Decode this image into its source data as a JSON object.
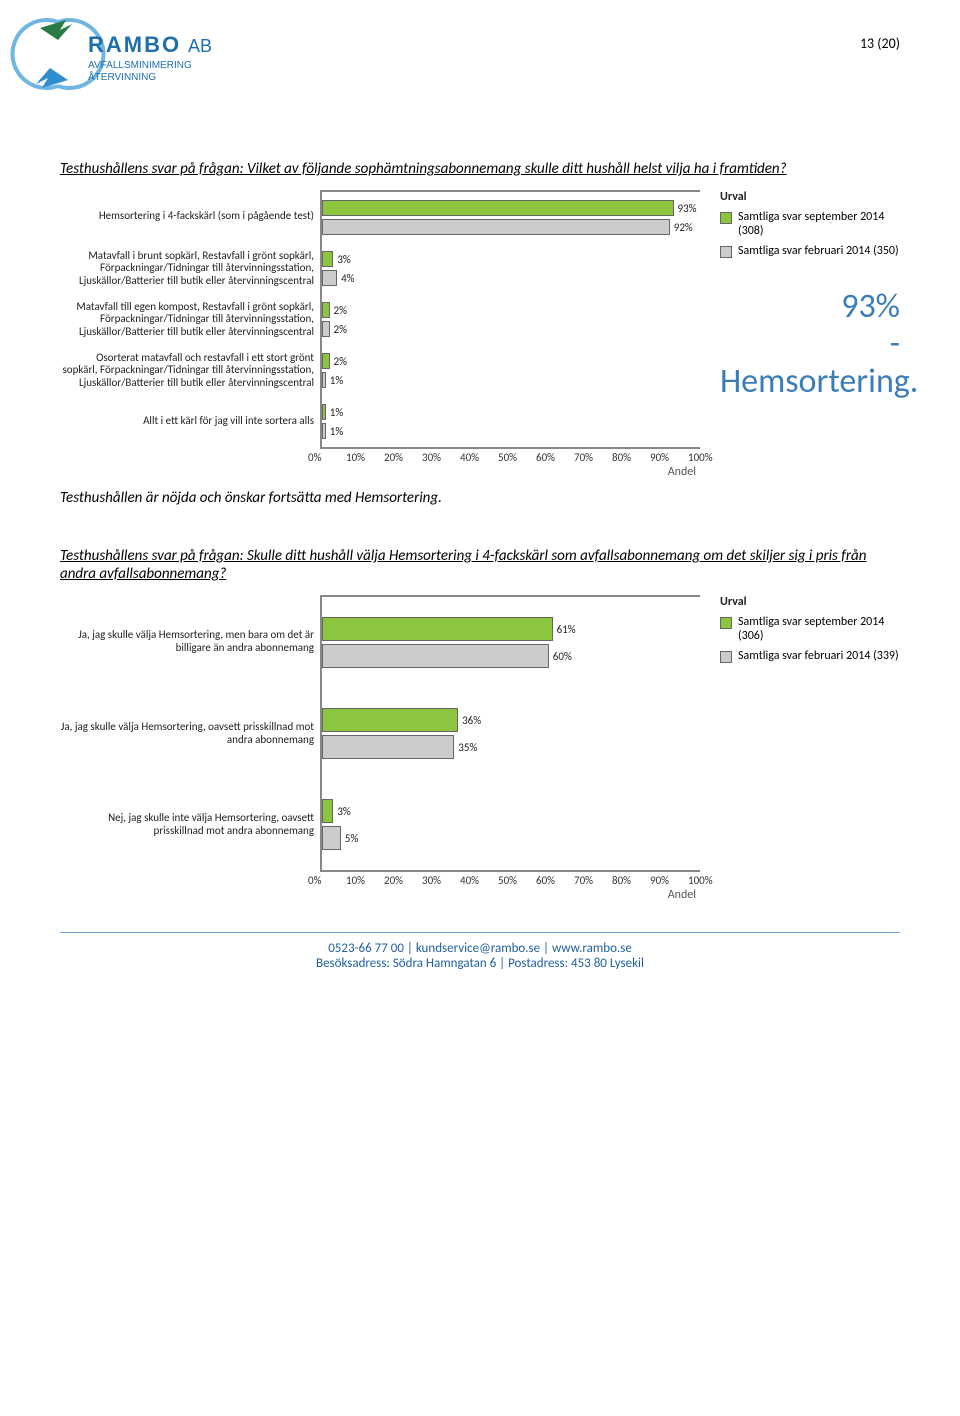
{
  "page_number": "13 (20)",
  "logo": {
    "brand_top": "RAMBO",
    "brand_suffix": "AB",
    "line1": "AVFALLSMINIMERING",
    "line2": "ÅTERVINNING",
    "arc_color": "#6fb6e0",
    "arrow1": "#2a7a45",
    "arrow2": "#2f8ed0",
    "text_color": "#1f6fab"
  },
  "question1": "Testhushållens svar på frågan: Vilket av följande sophämtningsabonnemang skulle ditt hushåll helst vilja ha i framtiden?",
  "chart1": {
    "type": "bar",
    "bar_colors": {
      "series1": "#8cc63f",
      "series2": "#cccccc"
    },
    "categories": [
      {
        "label": "Hemsortering i 4-fackskärl (som i pågående test)",
        "v1": 93,
        "v2": 92
      },
      {
        "label": "Matavfall i brunt sopkärl, Restavfall i grönt sopkärl, Förpackningar/Tidningar till återvinningsstation, Ljuskällor/Batterier till butik eller återvinningscentral",
        "v1": 3,
        "v2": 4
      },
      {
        "label": "Matavfall till egen kompost, Restavfall i grönt sopkärl, Förpackningar/Tidningar till återvinningsstation, Ljuskällor/Batterier till butik eller återvinningscentral",
        "v1": 2,
        "v2": 2
      },
      {
        "label": "Osorterat matavfall och restavfall i ett stort grönt sopkärl, Förpackningar/Tidningar till återvinningsstation, Ljuskällor/Batterier till butik eller återvinningscentral",
        "v1": 2,
        "v2": 1
      },
      {
        "label": "Allt i ett kärl för jag vill inte sortera alls",
        "v1": 1,
        "v2": 1
      }
    ],
    "x_ticks": [
      "0%",
      "10%",
      "20%",
      "30%",
      "40%",
      "50%",
      "60%",
      "70%",
      "80%",
      "90%",
      "100%"
    ],
    "x_label": "Andel",
    "legend_title": "Urval",
    "legend": [
      {
        "text": "Samtliga svar september 2014 (308)",
        "color": "#8cc63f"
      },
      {
        "text": "Samtliga svar februari 2014 (350)",
        "color": "#cccccc"
      }
    ],
    "callout": [
      "93%",
      "- Hemsortering."
    ]
  },
  "note1": "Testhushållen är nöjda och önskar fortsätta med Hemsortering.",
  "question2": "Testhushållens svar på frågan: Skulle ditt hushåll välja Hemsortering i 4-fackskärl som avfallsabonnemang om det skiljer sig i pris från andra avfallsabonnemang?",
  "chart2": {
    "type": "bar",
    "bar_colors": {
      "series1": "#8cc63f",
      "series2": "#cccccc"
    },
    "categories": [
      {
        "label": "Ja, jag skulle välja Hemsortering, men bara om det är billigare än andra abonnemang",
        "v1": 61,
        "v2": 60
      },
      {
        "label": "Ja, jag skulle välja Hemsortering, oavsett prisskillnad mot andra abonnemang",
        "v1": 36,
        "v2": 35
      },
      {
        "label": "Nej, jag skulle inte välja Hemsortering, oavsett prisskillnad mot andra abonnemang",
        "v1": 3,
        "v2": 5
      }
    ],
    "x_ticks": [
      "0%",
      "10%",
      "20%",
      "30%",
      "40%",
      "50%",
      "60%",
      "70%",
      "80%",
      "90%",
      "100%"
    ],
    "x_label": "Andel",
    "legend_title": "Urval",
    "legend": [
      {
        "text": "Samtliga svar september 2014 (306)",
        "color": "#8cc63f"
      },
      {
        "text": "Samtliga svar februari 2014 (339)",
        "color": "#cccccc"
      }
    ]
  },
  "footer": {
    "line1": "0523-66 77 00 | kundservice@rambo.se | www.rambo.se",
    "line2": "Besöksadress: Södra Hamngatan 6 | Postadress: 453 80 Lysekil"
  }
}
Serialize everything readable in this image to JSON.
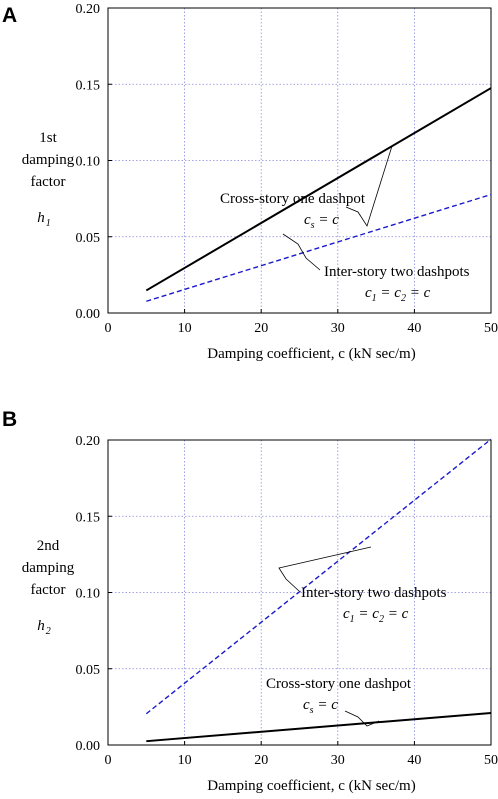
{
  "chart_data": [
    {
      "panel": "A",
      "type": "line",
      "xlabel": "Damping coefficient, c (kN sec/m)",
      "ylabel_lines": [
        "1st",
        "damping",
        "factor"
      ],
      "ylabel_symbol": "h",
      "ylabel_symbol_sub": "1",
      "xlim": [
        0,
        50
      ],
      "ylim": [
        0,
        0.2
      ],
      "x_ticks": [
        "0",
        "10",
        "20",
        "30",
        "40",
        "50"
      ],
      "y_ticks": [
        "0.00",
        "0.05",
        "0.10",
        "0.15",
        "0.20"
      ],
      "grid": true,
      "series": [
        {
          "name": "Cross-story one dashpot",
          "style": "solid",
          "color": "#000000",
          "x": [
            5,
            50
          ],
          "y": [
            0.0148,
            0.1475
          ],
          "annotation": {
            "line1": "Cross-story one dashpot",
            "eq_var": "c",
            "eq_sub": "s",
            "eq_rest": " = c"
          }
        },
        {
          "name": "Inter-story two dashpots",
          "style": "dashed",
          "color": "#1a1acc",
          "x": [
            5,
            50
          ],
          "y": [
            0.0077,
            0.0777
          ],
          "annotation": {
            "line1": "Inter-story two dashpots",
            "eq_var": "c",
            "eq_sub": "1",
            "eq_mid": " = c",
            "eq_sub2": "2",
            "eq_rest": " = c"
          }
        }
      ]
    },
    {
      "panel": "B",
      "type": "line",
      "xlabel": "Damping coefficient, c (kN sec/m)",
      "ylabel_lines": [
        "2nd",
        "damping",
        "factor"
      ],
      "ylabel_symbol": "h",
      "ylabel_symbol_sub": "2",
      "xlim": [
        0,
        50
      ],
      "ylim": [
        0,
        0.2
      ],
      "x_ticks": [
        "0",
        "10",
        "20",
        "30",
        "40",
        "50"
      ],
      "y_ticks": [
        "0.00",
        "0.05",
        "0.10",
        "0.15",
        "0.20"
      ],
      "grid": true,
      "series": [
        {
          "name": "Inter-story two dashpots",
          "style": "dashed",
          "color": "#1a1acc",
          "x": [
            5,
            50
          ],
          "y": [
            0.0205,
            0.2005
          ],
          "annotation": {
            "line1": "Inter-story two dashpots",
            "eq_var": "c",
            "eq_sub": "1",
            "eq_mid": " = c",
            "eq_sub2": "2",
            "eq_rest": " = c"
          }
        },
        {
          "name": "Cross-story one dashpot",
          "style": "solid",
          "color": "#000000",
          "x": [
            5,
            50
          ],
          "y": [
            0.0025,
            0.021
          ],
          "annotation": {
            "line1": "Cross-story one dashpot",
            "eq_var": "c",
            "eq_sub": "s",
            "eq_rest": " = c"
          }
        }
      ]
    }
  ]
}
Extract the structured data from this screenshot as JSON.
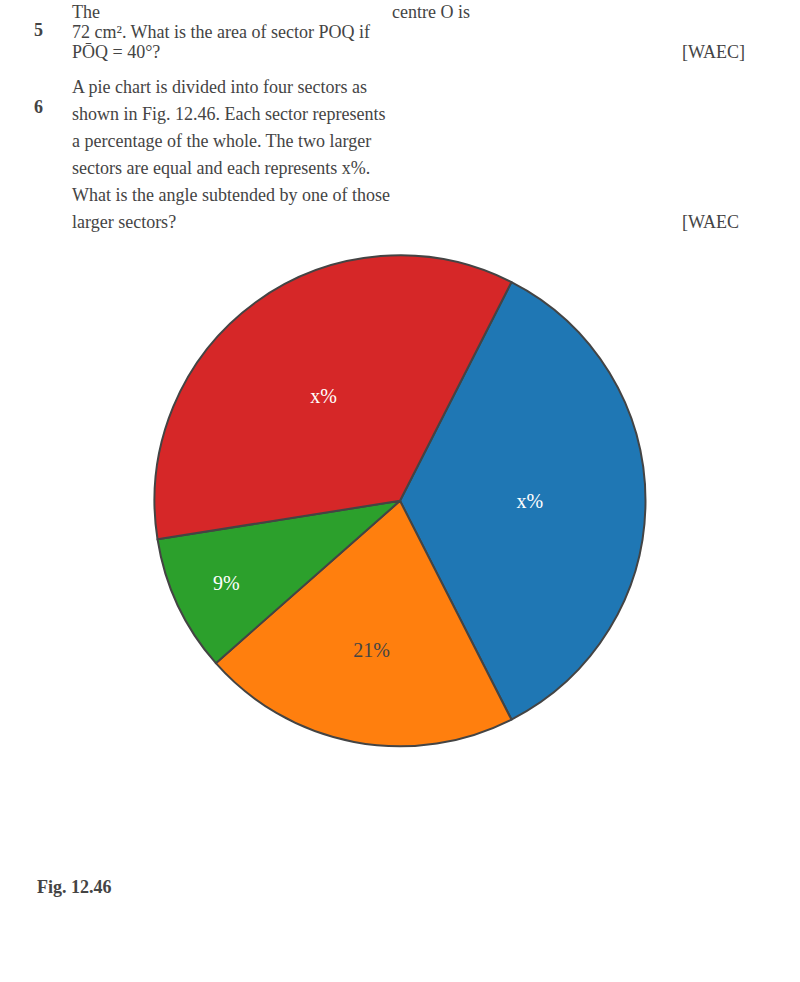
{
  "chart_data": {
    "type": "pie",
    "values": [
      35,
      21,
      9,
      35
    ],
    "value_labels": [
      "x%",
      "21%",
      "9%",
      "x%"
    ],
    "data_labels": true,
    "annotations": [
      "5",
      "The",
      "centre O is",
      "72 cm². What is the area of sector POQ if",
      "PŌQ = 40°?",
      "[WAEC]",
      "6",
      "A pie chart is divided into four sectors as",
      "shown in Fig. 12.46. Each sector represents",
      "a percentage of the whole. The two larger",
      "sectors are equal and each represents x%.",
      "What is the angle subtended by one of those",
      "larger sectors?",
      "[WAEC",
      "Fig. 12.46"
    ]
  }
}
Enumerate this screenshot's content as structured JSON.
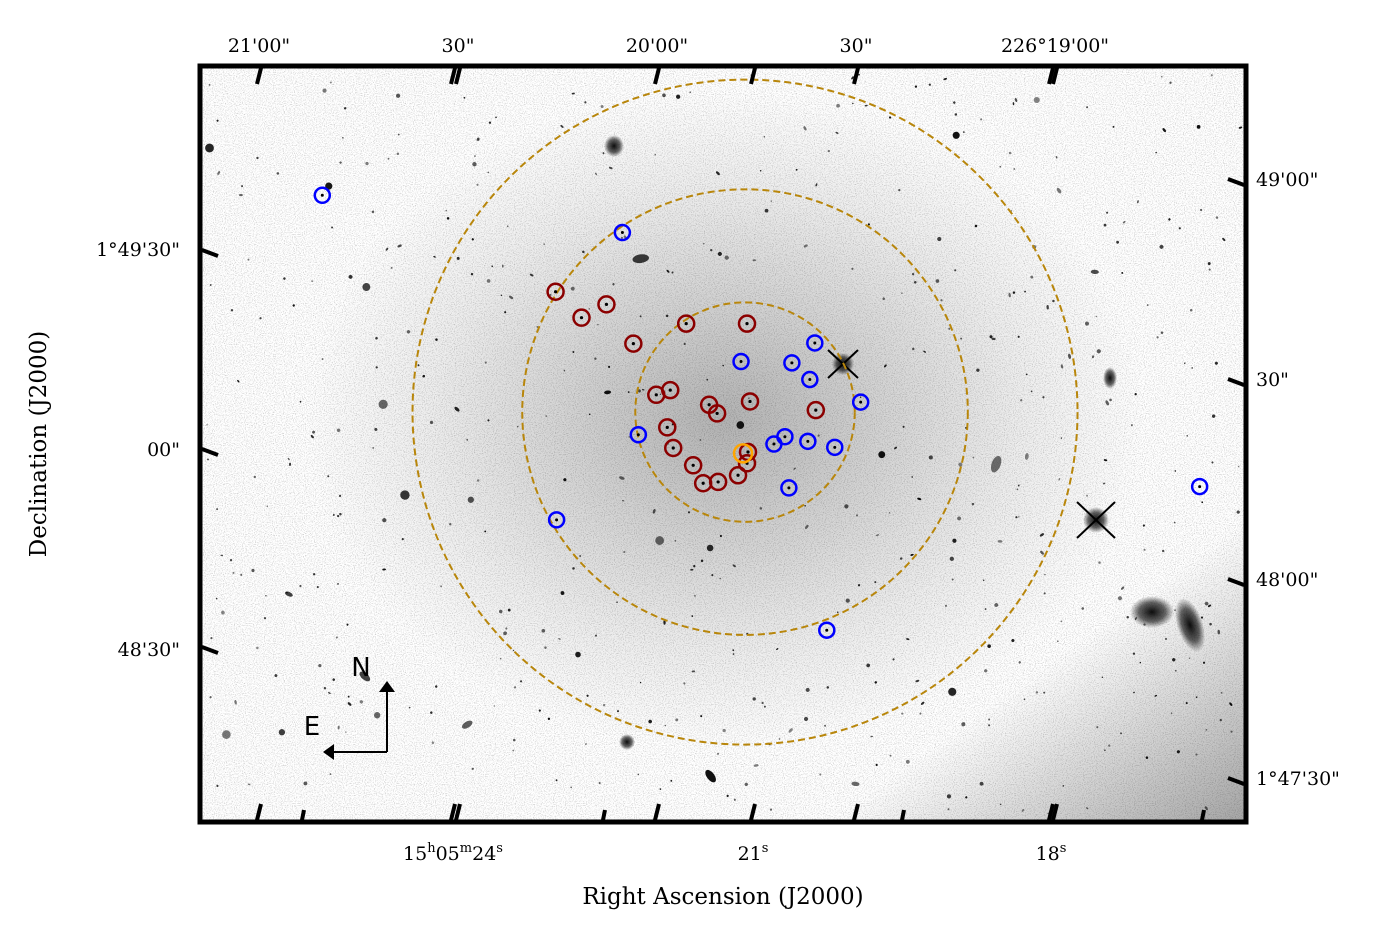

::::

To do.
Go through the listing above and quote it exactly, apart from its images.

Solution to the problem.
Decode this image into its source data as a JSON object.
{
  "page_number": "13 (20)",
  "logo": {
    "brand_top": "RAMBO",
    "brand_suffix": "AB",
    "line1": "AVFALLSMINIMERING",
    "line2": "ÅTERVINNING",
    "arc_color": "#6fb6e0",
    "arrow1": "#2a7a45",
    "arrow2": "#2f8ed0",
    "text_color": "#1f6fab"
  },
  "question1": "Testhushållens svar på frågan: Vilket av följande sophämtningsabonnemang skulle ditt hushåll helst vilja ha i framtiden?",
  "chart1": {
    "type": "bar",
    "bar_colors": {
      "series1": "#8cc63f",
      "series2": "#cccccc"
    },
    "categories": [
      {
        "label": "Hemsortering i 4-fackskärl (som i pågående test)",
        "v1": 93,
        "v2": 92
      },
      {
        "label": "Matavfall i brunt sopkärl, Restavfall i grönt sopkärl, Förpackningar/Tidningar till återvinningsstation, Ljuskällor/Batterier till butik eller återvinningscentral",
        "v1": 3,
        "v2": 4
      },
      {
        "label": "Matavfall till egen kompost, Restavfall i grönt sopkärl, Förpackningar/Tidningar till återvinningsstation, Ljuskällor/Batterier till butik eller återvinningscentral",
        "v1": 2,
        "v2": 2
      },
      {
        "label": "Osorterat matavfall och restavfall i ett stort grönt sopkärl, Förpackningar/Tidningar till återvinningsstation, Ljuskällor/Batterier till butik eller återvinningscentral",
        "v1": 2,
        "v2": 1
      },
      {
        "label": "Allt i ett kärl för jag vill inte sortera alls",
        "v1": 1,
        "v2": 1
      }
    ],
    "x_ticks": [
      "0%",
      "10%",
      "20%",
      "30%",
      "40%",
      "50%",
      "60%",
      "70%",
      "80%",
      "90%",
      "100%"
    ],
    "x_label": "Andel",
    "legend_title": "Urval",
    "legend": [
      {
        "text": "Samtliga svar september 2014 (308)",
        "color": "#8cc63f"
      },
      {
        "text": "Samtliga svar februari 2014 (350)",
        "color": "#cccccc"
      }
    ],
    "callout": [
      "93%",
      "- Hemsortering."
    ]
  },
  "note1": "Testhushållen är nöjda och önskar fortsätta med Hemsortering.",
  "question2": "Testhushållens svar på frågan: Skulle ditt hushåll välja Hemsortering i 4-fackskärl som avfallsabonnemang om det skiljer sig i pris från andra avfallsabonnemang?",
  "chart2": {
    "type": "bar",
    "bar_colors": {
      "series1": "#8cc63f",
      "series2": "#cccccc"
    },
    "categories": [
      {
        "label": "Ja, jag skulle välja Hemsortering, men bara om det är billigare än andra abonnemang",
        "v1": 61,
        "v2": 60
      },
      {
        "label": "Ja, jag skulle välja Hemsortering, oavsett prisskillnad mot andra abonnemang",
        "v1": 36,
        "v2": 35
      },
      {
        "label": "Nej, jag skulle inte välja Hemsortering, oavsett prisskillnad mot andra abonnemang",
        "v1": 3,
        "v2": 5
      }
    ],
    "x_ticks": [
      "0%",
      "10%",
      "20%",
      "30%",
      "40%",
      "50%",
      "60%",
      "70%",
      "80%",
      "90%",
      "100%"
    ],
    "x_label": "Andel",
    "legend_title": "Urval",
    "legend": [
      {
        "text": "Samtliga svar september 2014 (306)",
        "color": "#8cc63f"
      },
      {
        "text": "Samtliga svar februari 2014 (339)",
        "color": "#cccccc"
      }
    ]
  },
  "footer": {
    "line1": "0523-66 77 00 | kundservice@rambo.se | www.rambo.se",
    "line2": "Besöksadress: Södra Hamngatan 6 | Postadress: 453 80 Lysekil"
  }
}
Serialize everything readable in this image to JSON.
{
  "chart_data": [
    {
      "panel": "A",
      "type": "line",
      "xlabel": "Damping coefficient, c (kN sec/m)",
      "ylabel_lines": [
        "1st",
        "damping",
        "factor"
      ],
      "ylabel_symbol": "h",
      "ylabel_symbol_sub": "1",
      "xlim": [
        0,
        50
      ],
      "ylim": [
        0,
        0.2
      ],
      "x_ticks": [
        "0",
        "10",
        "20",
        "30",
        "40",
        "50"
      ],
      "y_ticks": [
        "0.00",
        "0.05",
        "0.10",
        "0.15",
        "0.20"
      ],
      "grid": true,
      "series": [
        {
          "name": "Cross-story one dashpot",
          "style": "solid",
          "color": "#000000",
          "x": [
            5,
            50
          ],
          "y": [
            0.0148,
            0.1475
          ],
          "annotation": {
            "line1": "Cross-story one dashpot",
            "eq_var": "c",
            "eq_sub": "s",
            "eq_rest": " = c"
          }
        },
        {
          "name": "Inter-story two dashpots",
          "style": "dashed",
          "color": "#1a1acc",
          "x": [
            5,
            50
          ],
          "y": [
            0.0077,
            0.0777
          ],
          "annotation": {
            "line1": "Inter-story two dashpots",
            "eq_var": "c",
            "eq_sub": "1",
            "eq_mid": " = c",
            "eq_sub2": "2",
            "eq_rest": " = c"
          }
        }
      ]
    },
    {
      "panel": "B",
      "type": "line",
      "xlabel": "Damping coefficient, c (kN sec/m)",
      "ylabel_lines": [
        "2nd",
        "damping",
        "factor"
      ],
      "ylabel_symbol": "h",
      "ylabel_symbol_sub": "2",
      "xlim": [
        0,
        50
      ],
      "ylim": [
        0,
        0.2
      ],
      "x_ticks": [
        "0",
        "10",
        "20",
        "30",
        "40",
        "50"
      ],
      "y_ticks": [
        "0.00",
        "0.05",
        "0.10",
        "0.15",
        "0.20"
      ],
      "grid": true,
      "series": [
        {
          "name": "Inter-story two dashpots",
          "style": "dashed",
          "color": "#1a1acc",
          "x": [
            5,
            50
          ],
          "y": [
            0.0205,
            0.2005
          ],
          "annotation": {
            "line1": "Inter-story two dashpots",
            "eq_var": "c",
            "eq_sub": "1",
            "eq_mid": " = c",
            "eq_sub2": "2",
            "eq_rest": " = c"
          }
        },
        {
          "name": "Cross-story one dashpot",
          "style": "solid",
          "color": "#000000",
          "x": [
            5,
            50
          ],
          "y": [
            0.0025,
            0.021
          ],
          "annotation": {
            "line1": "Cross-story one dashpot",
            "eq_var": "c",
            "eq_sub": "s",
            "eq_rest": " = c"
          }
        }
      ]
    }
  ]
}
Extract the structured data from this screenshot as JSON.
{
  "chart_data": {
    "type": "pie",
    "values": [
      35,
      21,
      9,
      35
    ],
    "value_labels": [
      "x%",
      "21%",
      "9%",
      "x%"
    ],
    "data_labels": true,
    "annotations": [
      "5",
      "The",
      "centre O is",
      "72 cm². What is the area of sector POQ if",
      "PŌQ = 40°?",
      "[WAEC]",
      "6",
      "A pie chart is divided into four sectors as",
      "shown in Fig. 12.46. Each sector represents",
      "a percentage of the whole. The two larger",
      "sectors are equal and each represents x%.",
      "What is the angle subtended by one of those",
      "larger sectors?",
      "[WAEC",
      "Fig. 12.46"
    ]
  }
}
Enumerate this screenshot's content as structured JSON.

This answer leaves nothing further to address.